##### RECORDS PROVIDED
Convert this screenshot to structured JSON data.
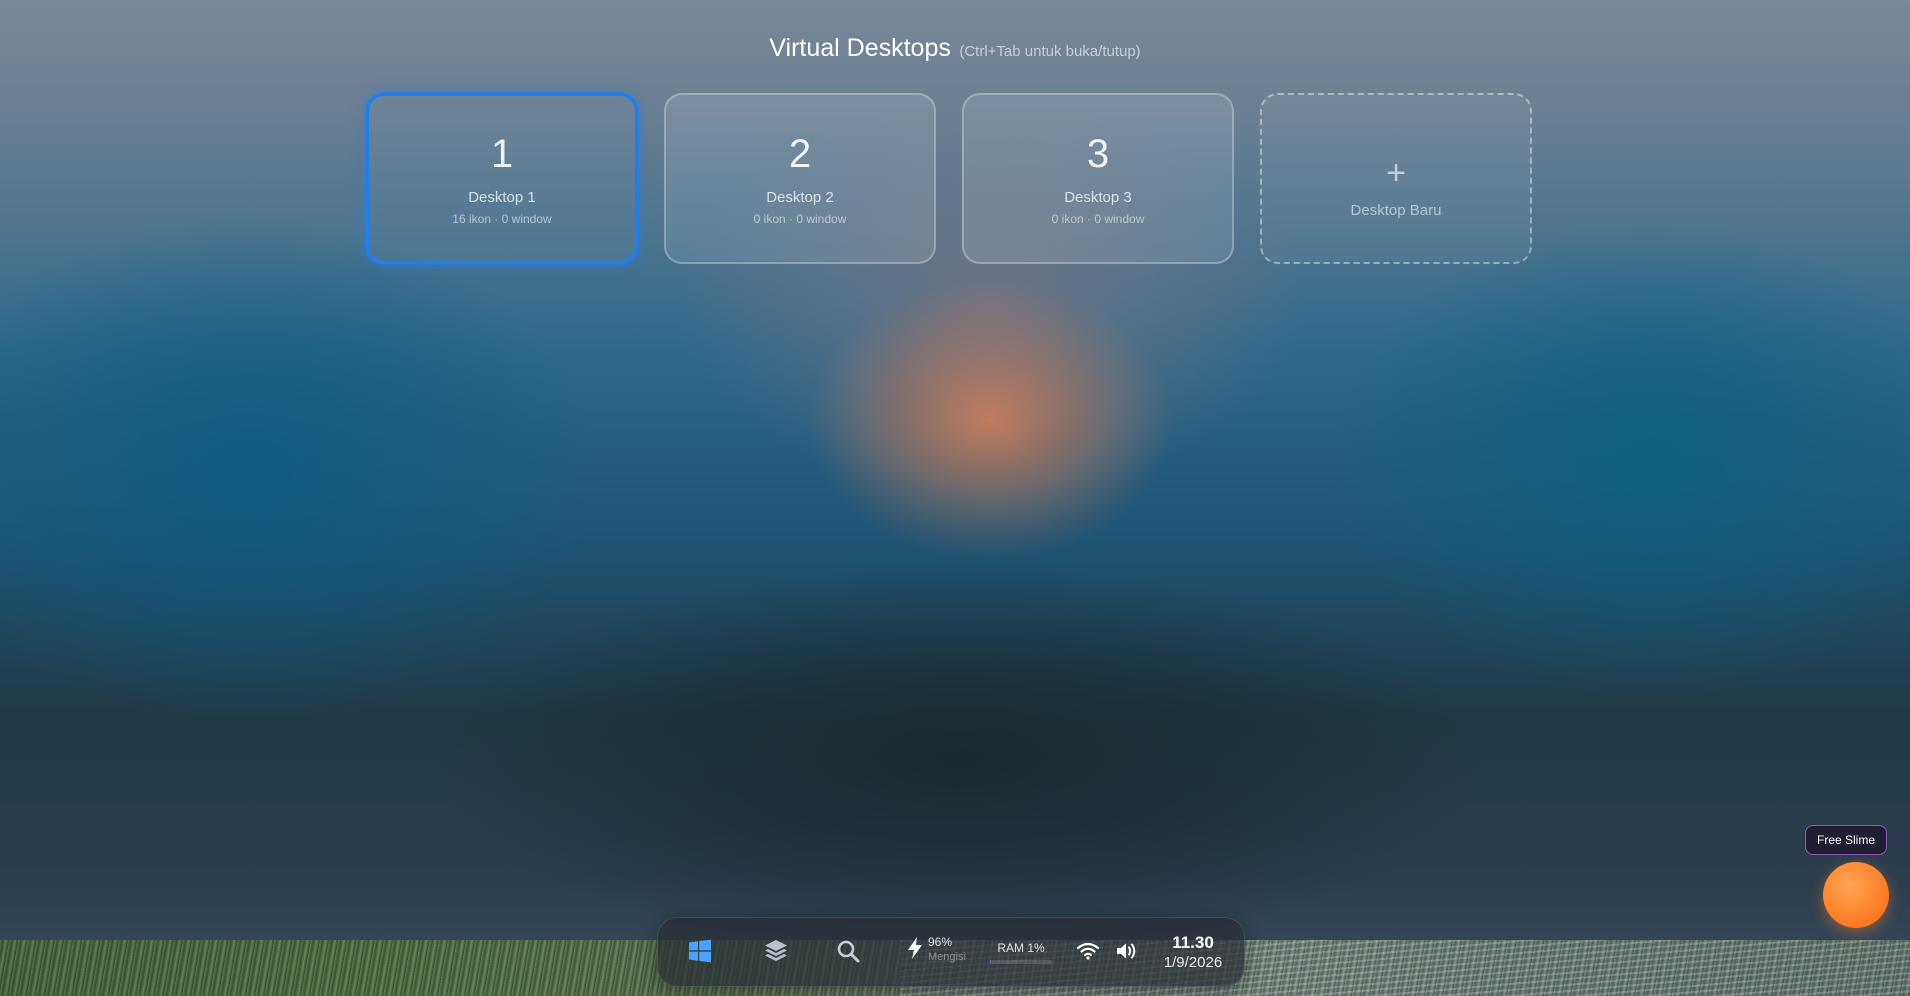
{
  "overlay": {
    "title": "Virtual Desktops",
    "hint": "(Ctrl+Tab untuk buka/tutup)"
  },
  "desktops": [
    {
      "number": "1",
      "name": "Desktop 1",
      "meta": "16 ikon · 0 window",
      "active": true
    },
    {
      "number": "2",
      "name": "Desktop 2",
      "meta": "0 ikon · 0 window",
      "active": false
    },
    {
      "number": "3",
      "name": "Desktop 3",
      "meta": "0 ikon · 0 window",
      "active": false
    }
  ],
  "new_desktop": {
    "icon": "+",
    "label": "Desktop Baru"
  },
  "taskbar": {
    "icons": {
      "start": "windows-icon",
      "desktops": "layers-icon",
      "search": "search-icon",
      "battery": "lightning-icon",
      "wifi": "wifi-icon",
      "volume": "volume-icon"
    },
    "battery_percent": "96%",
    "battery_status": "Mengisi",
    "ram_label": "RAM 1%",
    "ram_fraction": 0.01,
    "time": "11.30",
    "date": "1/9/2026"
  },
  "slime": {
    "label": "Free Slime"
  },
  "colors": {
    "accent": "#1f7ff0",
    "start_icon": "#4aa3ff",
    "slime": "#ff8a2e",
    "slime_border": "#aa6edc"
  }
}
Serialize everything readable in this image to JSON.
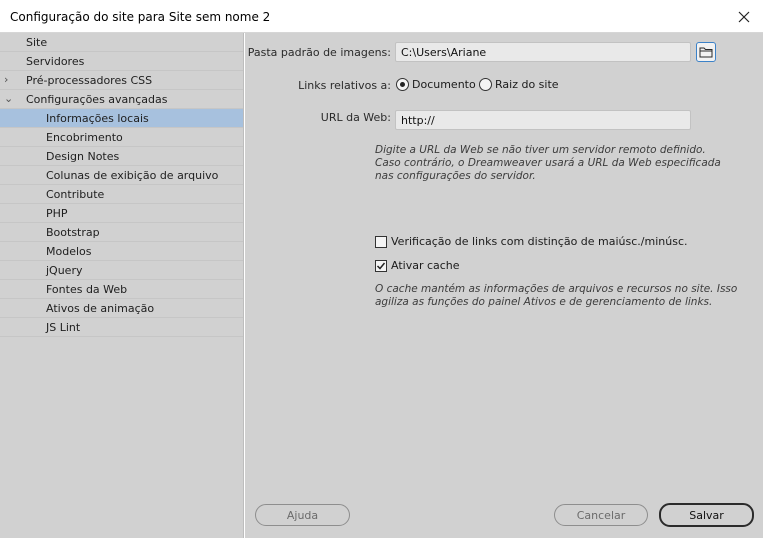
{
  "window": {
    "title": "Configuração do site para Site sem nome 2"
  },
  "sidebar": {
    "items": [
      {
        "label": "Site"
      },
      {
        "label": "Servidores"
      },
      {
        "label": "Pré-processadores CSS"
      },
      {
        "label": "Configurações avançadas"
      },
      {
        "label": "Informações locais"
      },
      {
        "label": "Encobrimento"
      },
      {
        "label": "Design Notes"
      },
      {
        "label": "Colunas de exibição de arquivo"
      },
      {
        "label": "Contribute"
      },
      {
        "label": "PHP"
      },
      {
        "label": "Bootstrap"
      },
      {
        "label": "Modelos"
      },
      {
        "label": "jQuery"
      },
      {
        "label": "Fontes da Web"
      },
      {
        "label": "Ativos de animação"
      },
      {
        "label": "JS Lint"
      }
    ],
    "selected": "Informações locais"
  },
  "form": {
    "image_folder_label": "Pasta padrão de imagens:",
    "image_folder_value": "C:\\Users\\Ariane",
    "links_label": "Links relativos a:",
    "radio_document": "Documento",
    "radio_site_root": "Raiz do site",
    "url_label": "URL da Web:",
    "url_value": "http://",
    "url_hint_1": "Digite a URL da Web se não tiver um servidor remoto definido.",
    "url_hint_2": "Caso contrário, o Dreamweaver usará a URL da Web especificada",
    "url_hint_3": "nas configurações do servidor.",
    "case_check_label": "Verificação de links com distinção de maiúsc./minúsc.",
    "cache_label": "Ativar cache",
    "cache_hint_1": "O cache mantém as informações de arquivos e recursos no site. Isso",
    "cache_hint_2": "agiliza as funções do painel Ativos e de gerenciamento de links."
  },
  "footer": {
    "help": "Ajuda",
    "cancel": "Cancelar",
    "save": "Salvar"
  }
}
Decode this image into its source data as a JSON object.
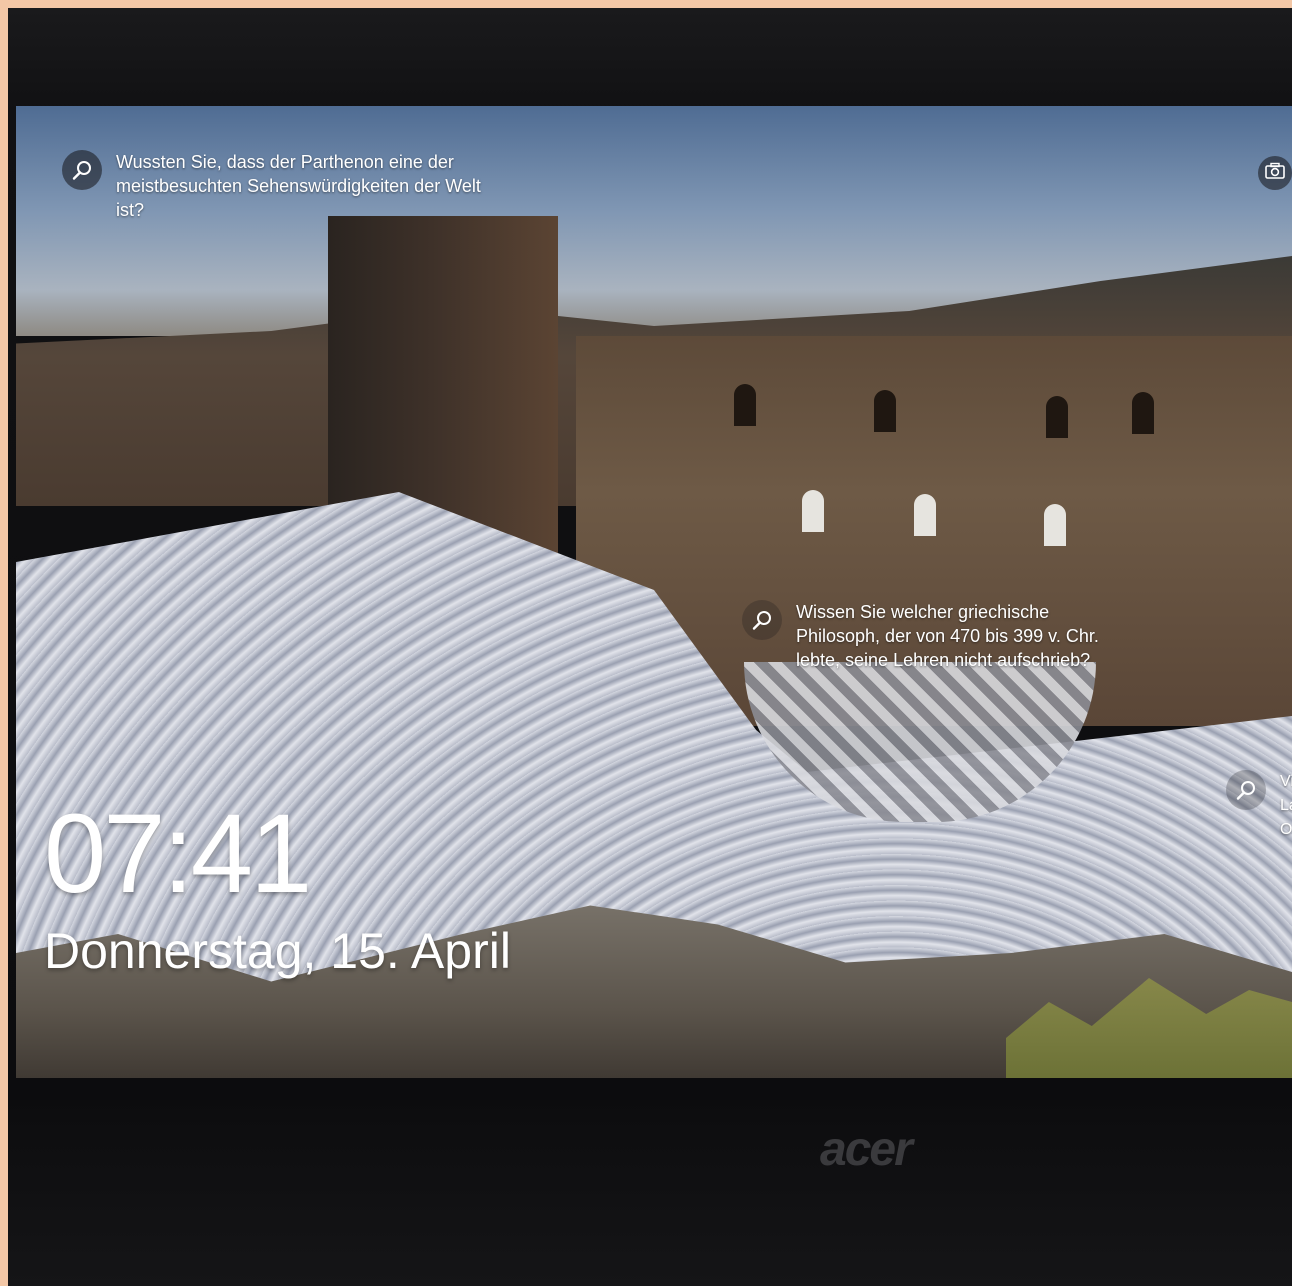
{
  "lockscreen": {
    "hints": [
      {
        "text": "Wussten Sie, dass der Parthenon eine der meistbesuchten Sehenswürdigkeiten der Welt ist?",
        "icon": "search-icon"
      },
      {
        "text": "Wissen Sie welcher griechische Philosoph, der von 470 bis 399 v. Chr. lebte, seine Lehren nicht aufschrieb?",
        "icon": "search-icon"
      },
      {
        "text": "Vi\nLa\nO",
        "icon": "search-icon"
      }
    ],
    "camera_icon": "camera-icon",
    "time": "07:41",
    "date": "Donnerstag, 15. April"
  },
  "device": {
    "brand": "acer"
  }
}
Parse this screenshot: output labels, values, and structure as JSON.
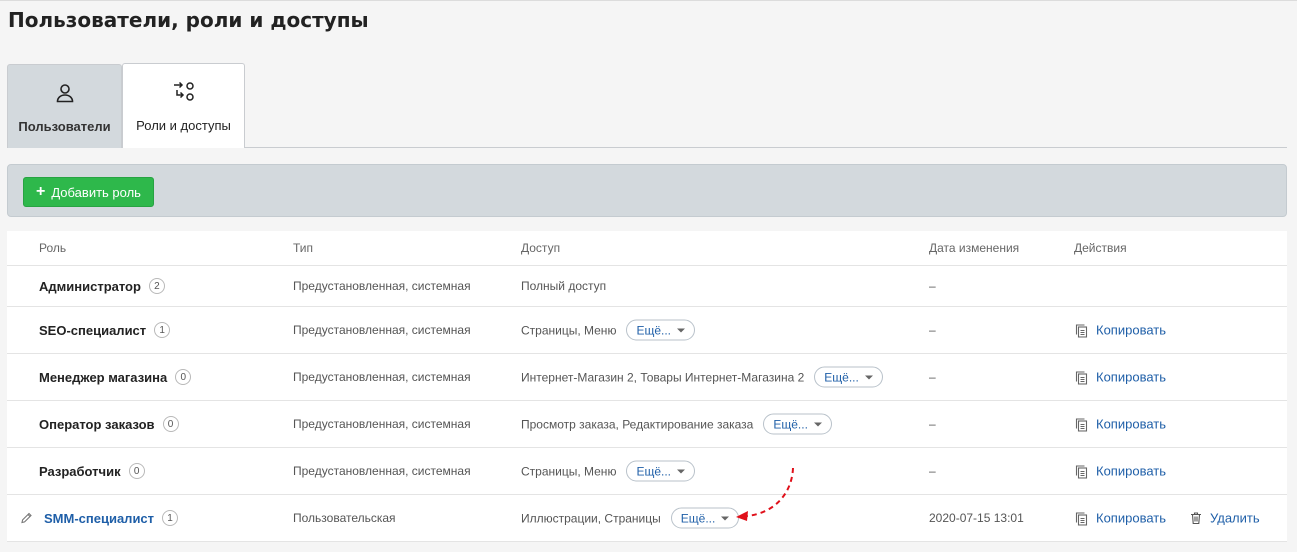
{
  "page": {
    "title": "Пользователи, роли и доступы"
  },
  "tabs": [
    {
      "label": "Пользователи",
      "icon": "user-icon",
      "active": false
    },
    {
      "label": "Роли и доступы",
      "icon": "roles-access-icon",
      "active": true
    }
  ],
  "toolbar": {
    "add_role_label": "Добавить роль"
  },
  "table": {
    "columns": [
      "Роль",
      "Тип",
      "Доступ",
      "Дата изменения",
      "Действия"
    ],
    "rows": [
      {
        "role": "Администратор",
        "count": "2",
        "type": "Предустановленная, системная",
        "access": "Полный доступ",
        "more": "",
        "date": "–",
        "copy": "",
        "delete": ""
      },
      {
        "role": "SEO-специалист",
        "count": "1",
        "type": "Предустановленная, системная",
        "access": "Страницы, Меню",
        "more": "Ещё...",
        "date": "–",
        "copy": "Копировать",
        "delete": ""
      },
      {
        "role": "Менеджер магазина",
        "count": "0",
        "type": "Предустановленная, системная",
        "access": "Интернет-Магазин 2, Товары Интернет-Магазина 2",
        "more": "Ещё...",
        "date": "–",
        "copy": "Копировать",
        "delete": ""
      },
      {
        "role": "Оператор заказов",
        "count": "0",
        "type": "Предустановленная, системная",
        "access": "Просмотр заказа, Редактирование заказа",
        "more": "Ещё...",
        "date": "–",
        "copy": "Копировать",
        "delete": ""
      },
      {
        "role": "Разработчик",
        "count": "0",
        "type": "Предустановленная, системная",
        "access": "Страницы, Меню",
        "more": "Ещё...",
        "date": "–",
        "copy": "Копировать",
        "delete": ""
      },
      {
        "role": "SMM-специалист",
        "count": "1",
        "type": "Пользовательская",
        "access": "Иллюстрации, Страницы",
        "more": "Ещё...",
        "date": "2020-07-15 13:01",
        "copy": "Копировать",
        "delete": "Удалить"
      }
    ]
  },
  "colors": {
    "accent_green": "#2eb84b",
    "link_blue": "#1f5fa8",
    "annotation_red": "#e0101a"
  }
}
##########
Pick every line with "text" in it and copy it.

# WRITTEN REPLY:
        "text": "Wussten Sie, dass der Parthenon eine der meistbesuchten Sehenswürdigkeiten der Welt ist?",
        "text": "Wissen Sie welcher griechische Philosoph, der von 470 bis 399 v. Chr. lebte, seine Lehren nicht aufschrieb?",
        "text": "Vi\nLa\nO",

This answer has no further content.